▶ **WORK INSTRUCTIONS**
Extract every line of the records that contains the string "List", matching uppercase and lowercase exactly.

====== RECORDS FOR THIS TASK

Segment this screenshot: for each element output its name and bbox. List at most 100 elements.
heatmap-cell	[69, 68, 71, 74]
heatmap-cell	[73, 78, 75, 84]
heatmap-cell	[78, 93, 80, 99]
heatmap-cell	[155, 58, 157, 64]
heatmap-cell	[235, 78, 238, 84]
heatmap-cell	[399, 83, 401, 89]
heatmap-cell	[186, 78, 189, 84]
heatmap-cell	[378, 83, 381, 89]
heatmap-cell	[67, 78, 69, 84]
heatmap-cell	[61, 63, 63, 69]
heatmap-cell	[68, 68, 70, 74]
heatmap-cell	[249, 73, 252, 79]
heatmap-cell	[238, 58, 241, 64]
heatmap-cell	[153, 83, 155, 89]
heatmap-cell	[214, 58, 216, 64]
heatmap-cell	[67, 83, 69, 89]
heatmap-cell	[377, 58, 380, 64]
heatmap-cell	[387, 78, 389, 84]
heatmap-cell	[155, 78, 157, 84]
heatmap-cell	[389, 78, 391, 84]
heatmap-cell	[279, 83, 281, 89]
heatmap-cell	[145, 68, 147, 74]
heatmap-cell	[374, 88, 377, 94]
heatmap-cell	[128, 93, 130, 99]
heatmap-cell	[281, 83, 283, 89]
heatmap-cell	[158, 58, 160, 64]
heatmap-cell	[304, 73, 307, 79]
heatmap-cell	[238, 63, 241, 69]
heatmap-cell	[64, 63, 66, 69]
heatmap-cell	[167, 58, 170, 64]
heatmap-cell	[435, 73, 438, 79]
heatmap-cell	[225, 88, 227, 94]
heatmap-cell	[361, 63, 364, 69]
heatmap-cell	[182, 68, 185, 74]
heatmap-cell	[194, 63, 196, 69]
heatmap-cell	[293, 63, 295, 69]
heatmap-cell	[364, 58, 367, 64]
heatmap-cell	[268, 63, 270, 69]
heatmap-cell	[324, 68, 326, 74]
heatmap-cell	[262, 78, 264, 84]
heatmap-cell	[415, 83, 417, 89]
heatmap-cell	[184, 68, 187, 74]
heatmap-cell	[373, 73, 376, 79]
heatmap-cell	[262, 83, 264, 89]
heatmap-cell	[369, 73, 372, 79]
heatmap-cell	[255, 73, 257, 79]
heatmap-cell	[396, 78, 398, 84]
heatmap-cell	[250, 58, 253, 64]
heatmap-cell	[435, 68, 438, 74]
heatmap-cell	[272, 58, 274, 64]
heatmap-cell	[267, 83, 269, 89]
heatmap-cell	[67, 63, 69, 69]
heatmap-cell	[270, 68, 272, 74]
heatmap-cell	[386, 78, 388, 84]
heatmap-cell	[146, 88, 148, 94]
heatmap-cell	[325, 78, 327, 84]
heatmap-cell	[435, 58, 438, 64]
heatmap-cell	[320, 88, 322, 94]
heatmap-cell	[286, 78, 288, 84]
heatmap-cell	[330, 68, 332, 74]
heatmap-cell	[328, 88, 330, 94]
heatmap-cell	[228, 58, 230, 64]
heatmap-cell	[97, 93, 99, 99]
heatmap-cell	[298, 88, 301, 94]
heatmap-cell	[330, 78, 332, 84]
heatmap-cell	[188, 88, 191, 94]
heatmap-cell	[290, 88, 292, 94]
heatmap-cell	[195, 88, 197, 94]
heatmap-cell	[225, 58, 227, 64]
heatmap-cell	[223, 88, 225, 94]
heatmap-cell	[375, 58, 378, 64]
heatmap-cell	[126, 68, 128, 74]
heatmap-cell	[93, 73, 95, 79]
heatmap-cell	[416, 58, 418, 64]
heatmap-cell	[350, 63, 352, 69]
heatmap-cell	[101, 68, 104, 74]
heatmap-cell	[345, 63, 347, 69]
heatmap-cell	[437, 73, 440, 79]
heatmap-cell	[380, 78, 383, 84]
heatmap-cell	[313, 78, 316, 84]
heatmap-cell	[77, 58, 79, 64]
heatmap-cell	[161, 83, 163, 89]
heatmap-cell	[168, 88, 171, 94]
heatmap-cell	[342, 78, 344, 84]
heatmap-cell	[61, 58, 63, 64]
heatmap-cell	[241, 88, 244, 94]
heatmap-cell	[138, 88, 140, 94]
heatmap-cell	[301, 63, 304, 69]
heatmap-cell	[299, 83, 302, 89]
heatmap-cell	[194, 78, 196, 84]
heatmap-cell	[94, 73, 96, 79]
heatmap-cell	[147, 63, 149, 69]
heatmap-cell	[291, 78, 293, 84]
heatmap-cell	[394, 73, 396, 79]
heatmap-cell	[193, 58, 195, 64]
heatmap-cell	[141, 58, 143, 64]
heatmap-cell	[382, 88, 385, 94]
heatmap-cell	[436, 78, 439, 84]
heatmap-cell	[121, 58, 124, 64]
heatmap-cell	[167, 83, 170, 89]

============

▶ **IN RESPONSE**
Segment this screenshot: for each element output its name and bbox. List at most 100 elements.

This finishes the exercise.